**Direction:**
Below are the records; collect from them each line containing the string "全市均线".

**Extracted data entries:**
········

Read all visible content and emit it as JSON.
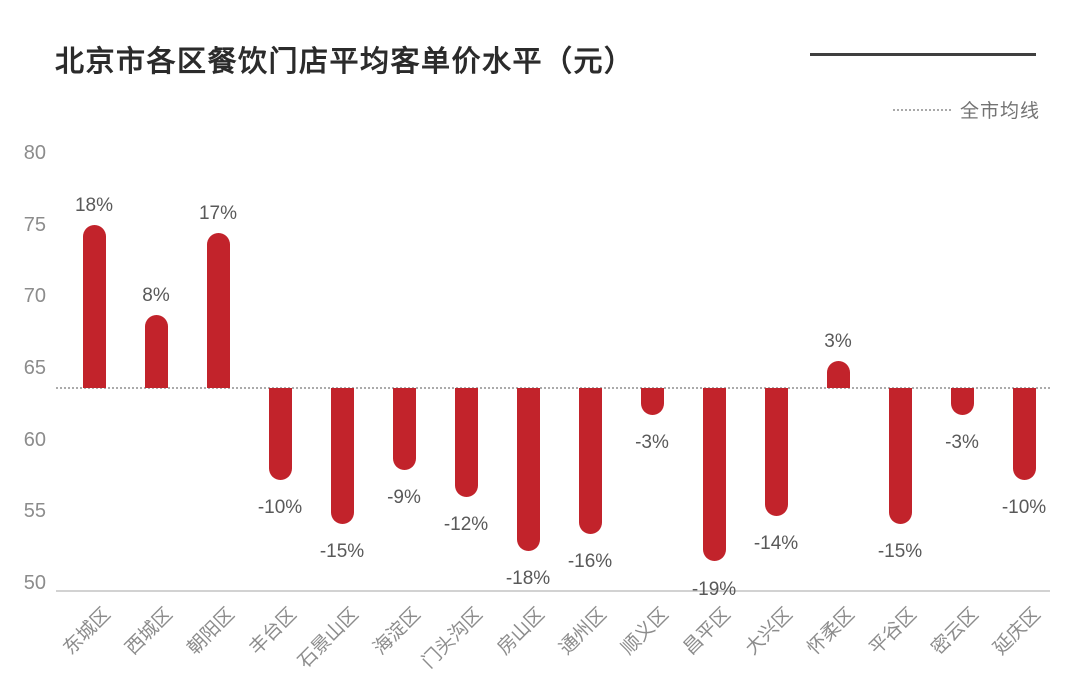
{
  "title": "北京市各区餐饮门店平均客单价水平（元）",
  "legend": {
    "average_line_label": "全市均线"
  },
  "colors": {
    "bar": "#c2232b",
    "title_text": "#2b2b2b",
    "tick_text": "#8c8c8c",
    "value_label_text": "#595959",
    "baseline_dotted": "#ababab",
    "accent_line": "#3f3f3f"
  },
  "chart_data": {
    "type": "bar",
    "title": "北京市各区餐饮门店平均客单价水平（元）",
    "unit": "元",
    "categories": [
      "东城区",
      "西城区",
      "朝阳区",
      "丰台区",
      "石景山区",
      "海淀区",
      "门头沟区",
      "房山区",
      "通州区",
      "顺义区",
      "昌平区",
      "大兴区",
      "怀柔区",
      "平谷区",
      "密云区",
      "延庆区"
    ],
    "percent_labels": [
      "18%",
      "8%",
      "17%",
      "-10%",
      "-15%",
      "-9%",
      "-12%",
      "-18%",
      "-16%",
      "-3%",
      "-19%",
      "-14%",
      "3%",
      "-15%",
      "-3%",
      "-10%"
    ],
    "percent_values": [
      18,
      8,
      17,
      -10,
      -15,
      -9,
      -12,
      -18,
      -16,
      -3,
      -19,
      -14,
      3,
      -15,
      -3,
      -10
    ],
    "values": [
      75.0,
      68.7,
      74.4,
      57.2,
      54.1,
      57.9,
      56.0,
      52.2,
      53.4,
      61.7,
      51.5,
      54.7,
      65.5,
      54.1,
      61.7,
      57.2
    ],
    "baseline_value": 63.6,
    "baseline_label": "全市均线",
    "xlabel": "",
    "ylabel": "",
    "ylim": [
      50,
      80
    ],
    "yticks": [
      80,
      75,
      70,
      65,
      60,
      55,
      50
    ],
    "grid": false,
    "legend_position": "top-right"
  }
}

········

**Answer to this problem:**
    "average_line_label": "全市均线"
    "baseline_label": "全市均线",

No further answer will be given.